DIRECTIONS » Everything in the listing except the pictures should be written out exactly.

(Dataset listings of figures)

________

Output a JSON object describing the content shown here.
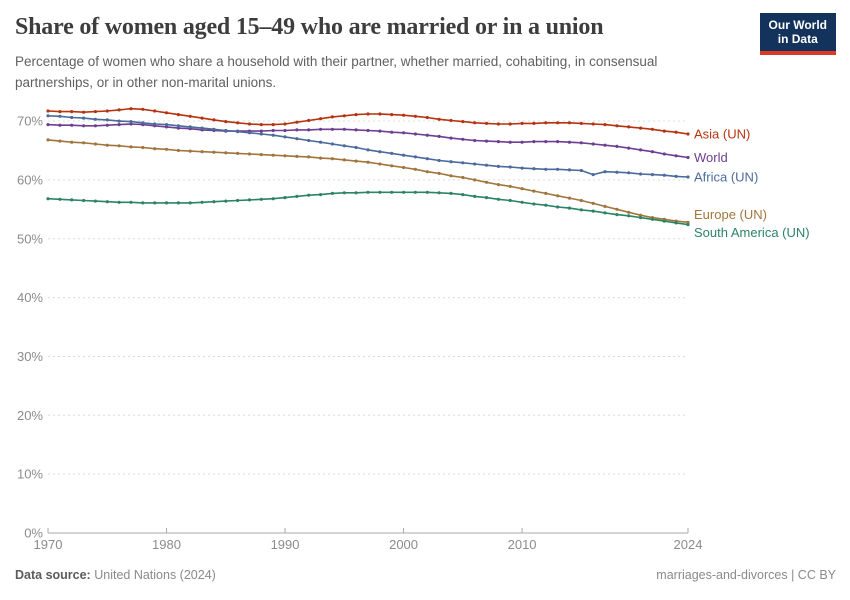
{
  "logo": {
    "line1": "Our World",
    "line2": "in Data"
  },
  "footer": {
    "datasource_label": "Data source:",
    "datasource_value": "United Nations (2024)",
    "note_right": "marriages-and-divorces | CC BY"
  },
  "chart_data": {
    "type": "line",
    "title": "Share of women aged 15–49 who are married or in a union",
    "subtitle": "Percentage of women who share a household with their partner, whether married, cohabiting, in consensual partnerships, or in other non-marital unions.",
    "xlabel": "",
    "ylabel": "",
    "ylim": [
      0,
      75
    ],
    "yticks": [
      0,
      10,
      20,
      30,
      40,
      50,
      60,
      70
    ],
    "ytick_suffix": "%",
    "xticks": [
      1970,
      1980,
      1990,
      2000,
      2010,
      2024
    ],
    "grid": "dashed-horizontal",
    "legend_position": "end-of-line-labels",
    "years": [
      1970,
      1971,
      1972,
      1973,
      1974,
      1975,
      1976,
      1977,
      1978,
      1979,
      1980,
      1981,
      1982,
      1983,
      1984,
      1985,
      1986,
      1987,
      1988,
      1989,
      1990,
      1991,
      1992,
      1993,
      1994,
      1995,
      1996,
      1997,
      1998,
      1999,
      2000,
      2001,
      2002,
      2003,
      2004,
      2005,
      2006,
      2007,
      2008,
      2009,
      2010,
      2011,
      2012,
      2013,
      2014,
      2015,
      2016,
      2017,
      2018,
      2019,
      2020,
      2021,
      2022,
      2023,
      2024
    ],
    "series": [
      {
        "name": "Asia (UN)",
        "color": "#B5340F",
        "values": [
          71.7,
          71.6,
          71.6,
          71.5,
          71.6,
          71.7,
          71.9,
          72.1,
          72.0,
          71.7,
          71.4,
          71.1,
          70.8,
          70.5,
          70.2,
          69.9,
          69.7,
          69.5,
          69.4,
          69.4,
          69.5,
          69.8,
          70.1,
          70.4,
          70.7,
          70.9,
          71.1,
          71.2,
          71.2,
          71.1,
          71.0,
          70.8,
          70.6,
          70.3,
          70.1,
          69.9,
          69.7,
          69.6,
          69.5,
          69.5,
          69.6,
          69.6,
          69.7,
          69.7,
          69.7,
          69.6,
          69.5,
          69.4,
          69.2,
          69.0,
          68.8,
          68.6,
          68.3,
          68.1,
          67.8
        ]
      },
      {
        "name": "World",
        "color": "#6D3E91",
        "values": [
          69.4,
          69.3,
          69.3,
          69.2,
          69.2,
          69.3,
          69.4,
          69.5,
          69.4,
          69.2,
          69.0,
          68.8,
          68.7,
          68.5,
          68.4,
          68.3,
          68.3,
          68.3,
          68.3,
          68.4,
          68.4,
          68.5,
          68.5,
          68.6,
          68.6,
          68.6,
          68.5,
          68.4,
          68.3,
          68.1,
          68.0,
          67.8,
          67.6,
          67.4,
          67.1,
          66.9,
          66.7,
          66.6,
          66.5,
          66.4,
          66.4,
          66.5,
          66.5,
          66.5,
          66.4,
          66.3,
          66.1,
          65.9,
          65.7,
          65.4,
          65.1,
          64.8,
          64.4,
          64.1,
          63.8
        ]
      },
      {
        "name": "Africa (UN)",
        "color": "#4C6A9C",
        "values": [
          70.9,
          70.8,
          70.6,
          70.5,
          70.3,
          70.2,
          70.0,
          69.9,
          69.7,
          69.5,
          69.4,
          69.2,
          69.0,
          68.8,
          68.6,
          68.4,
          68.2,
          68.0,
          67.8,
          67.6,
          67.3,
          67.0,
          66.7,
          66.4,
          66.1,
          65.8,
          65.5,
          65.1,
          64.8,
          64.5,
          64.2,
          63.9,
          63.6,
          63.3,
          63.1,
          62.9,
          62.7,
          62.5,
          62.3,
          62.2,
          62.0,
          61.9,
          61.8,
          61.8,
          61.7,
          61.6,
          60.9,
          61.4,
          61.3,
          61.2,
          61.0,
          60.9,
          60.8,
          60.6,
          60.5
        ]
      },
      {
        "name": "Europe (UN)",
        "color": "#A1753C",
        "values": [
          66.8,
          66.6,
          66.4,
          66.3,
          66.1,
          65.9,
          65.8,
          65.6,
          65.5,
          65.3,
          65.2,
          65.0,
          64.9,
          64.8,
          64.7,
          64.6,
          64.5,
          64.4,
          64.3,
          64.2,
          64.1,
          64.0,
          63.9,
          63.7,
          63.6,
          63.4,
          63.2,
          63.0,
          62.7,
          62.4,
          62.1,
          61.8,
          61.4,
          61.1,
          60.7,
          60.4,
          60.0,
          59.6,
          59.2,
          58.9,
          58.5,
          58.1,
          57.7,
          57.3,
          56.9,
          56.5,
          56.0,
          55.5,
          55.0,
          54.5,
          54.0,
          53.6,
          53.3,
          53.0,
          52.8
        ]
      },
      {
        "name": "South America (UN)",
        "color": "#2C8465",
        "values": [
          56.8,
          56.7,
          56.6,
          56.5,
          56.4,
          56.3,
          56.2,
          56.2,
          56.1,
          56.1,
          56.1,
          56.1,
          56.1,
          56.2,
          56.3,
          56.4,
          56.5,
          56.6,
          56.7,
          56.8,
          57.0,
          57.2,
          57.4,
          57.5,
          57.7,
          57.8,
          57.8,
          57.9,
          57.9,
          57.9,
          57.9,
          57.9,
          57.9,
          57.8,
          57.7,
          57.5,
          57.2,
          57.0,
          56.7,
          56.5,
          56.2,
          55.9,
          55.7,
          55.4,
          55.2,
          54.9,
          54.7,
          54.4,
          54.1,
          53.9,
          53.6,
          53.3,
          53.0,
          52.7,
          52.4
        ]
      }
    ]
  }
}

________

ANSWER TO THE EXERCISE »
Output a JSON object describing the content shown here.
{
  "logo": {
    "line1": "Our World",
    "line2": "in Data"
  },
  "footer": {
    "datasource_label": "Data source:",
    "datasource_value": "United Nations (2024)",
    "note_right": "marriages-and-divorces | CC BY"
  },
  "chart_data": {
    "type": "line",
    "title": "Share of women aged 15–49 who are married or in a union",
    "subtitle": "Percentage of women who share a household with their partner, whether married, cohabiting, in consensual partnerships, or in other non-marital unions.",
    "xlabel": "",
    "ylabel": "",
    "ylim": [
      0,
      75
    ],
    "yticks": [
      0,
      10,
      20,
      30,
      40,
      50,
      60,
      70
    ],
    "ytick_suffix": "%",
    "xticks": [
      1970,
      1980,
      1990,
      2000,
      2010,
      2024
    ],
    "grid": "dashed-horizontal",
    "legend_position": "end-of-line-labels",
    "years": [
      1970,
      1971,
      1972,
      1973,
      1974,
      1975,
      1976,
      1977,
      1978,
      1979,
      1980,
      1981,
      1982,
      1983,
      1984,
      1985,
      1986,
      1987,
      1988,
      1989,
      1990,
      1991,
      1992,
      1993,
      1994,
      1995,
      1996,
      1997,
      1998,
      1999,
      2000,
      2001,
      2002,
      2003,
      2004,
      2005,
      2006,
      2007,
      2008,
      2009,
      2010,
      2011,
      2012,
      2013,
      2014,
      2015,
      2016,
      2017,
      2018,
      2019,
      2020,
      2021,
      2022,
      2023,
      2024
    ],
    "series": [
      {
        "name": "Asia (UN)",
        "color": "#B5340F",
        "values": [
          71.7,
          71.6,
          71.6,
          71.5,
          71.6,
          71.7,
          71.9,
          72.1,
          72.0,
          71.7,
          71.4,
          71.1,
          70.8,
          70.5,
          70.2,
          69.9,
          69.7,
          69.5,
          69.4,
          69.4,
          69.5,
          69.8,
          70.1,
          70.4,
          70.7,
          70.9,
          71.1,
          71.2,
          71.2,
          71.1,
          71.0,
          70.8,
          70.6,
          70.3,
          70.1,
          69.9,
          69.7,
          69.6,
          69.5,
          69.5,
          69.6,
          69.6,
          69.7,
          69.7,
          69.7,
          69.6,
          69.5,
          69.4,
          69.2,
          69.0,
          68.8,
          68.6,
          68.3,
          68.1,
          67.8
        ]
      },
      {
        "name": "World",
        "color": "#6D3E91",
        "values": [
          69.4,
          69.3,
          69.3,
          69.2,
          69.2,
          69.3,
          69.4,
          69.5,
          69.4,
          69.2,
          69.0,
          68.8,
          68.7,
          68.5,
          68.4,
          68.3,
          68.3,
          68.3,
          68.3,
          68.4,
          68.4,
          68.5,
          68.5,
          68.6,
          68.6,
          68.6,
          68.5,
          68.4,
          68.3,
          68.1,
          68.0,
          67.8,
          67.6,
          67.4,
          67.1,
          66.9,
          66.7,
          66.6,
          66.5,
          66.4,
          66.4,
          66.5,
          66.5,
          66.5,
          66.4,
          66.3,
          66.1,
          65.9,
          65.7,
          65.4,
          65.1,
          64.8,
          64.4,
          64.1,
          63.8
        ]
      },
      {
        "name": "Africa (UN)",
        "color": "#4C6A9C",
        "values": [
          70.9,
          70.8,
          70.6,
          70.5,
          70.3,
          70.2,
          70.0,
          69.9,
          69.7,
          69.5,
          69.4,
          69.2,
          69.0,
          68.8,
          68.6,
          68.4,
          68.2,
          68.0,
          67.8,
          67.6,
          67.3,
          67.0,
          66.7,
          66.4,
          66.1,
          65.8,
          65.5,
          65.1,
          64.8,
          64.5,
          64.2,
          63.9,
          63.6,
          63.3,
          63.1,
          62.9,
          62.7,
          62.5,
          62.3,
          62.2,
          62.0,
          61.9,
          61.8,
          61.8,
          61.7,
          61.6,
          60.9,
          61.4,
          61.3,
          61.2,
          61.0,
          60.9,
          60.8,
          60.6,
          60.5
        ]
      },
      {
        "name": "Europe (UN)",
        "color": "#A1753C",
        "values": [
          66.8,
          66.6,
          66.4,
          66.3,
          66.1,
          65.9,
          65.8,
          65.6,
          65.5,
          65.3,
          65.2,
          65.0,
          64.9,
          64.8,
          64.7,
          64.6,
          64.5,
          64.4,
          64.3,
          64.2,
          64.1,
          64.0,
          63.9,
          63.7,
          63.6,
          63.4,
          63.2,
          63.0,
          62.7,
          62.4,
          62.1,
          61.8,
          61.4,
          61.1,
          60.7,
          60.4,
          60.0,
          59.6,
          59.2,
          58.9,
          58.5,
          58.1,
          57.7,
          57.3,
          56.9,
          56.5,
          56.0,
          55.5,
          55.0,
          54.5,
          54.0,
          53.6,
          53.3,
          53.0,
          52.8
        ]
      },
      {
        "name": "South America (UN)",
        "color": "#2C8465",
        "values": [
          56.8,
          56.7,
          56.6,
          56.5,
          56.4,
          56.3,
          56.2,
          56.2,
          56.1,
          56.1,
          56.1,
          56.1,
          56.1,
          56.2,
          56.3,
          56.4,
          56.5,
          56.6,
          56.7,
          56.8,
          57.0,
          57.2,
          57.4,
          57.5,
          57.7,
          57.8,
          57.8,
          57.9,
          57.9,
          57.9,
          57.9,
          57.9,
          57.9,
          57.8,
          57.7,
          57.5,
          57.2,
          57.0,
          56.7,
          56.5,
          56.2,
          55.9,
          55.7,
          55.4,
          55.2,
          54.9,
          54.7,
          54.4,
          54.1,
          53.9,
          53.6,
          53.3,
          53.0,
          52.7,
          52.4
        ]
      }
    ]
  }
}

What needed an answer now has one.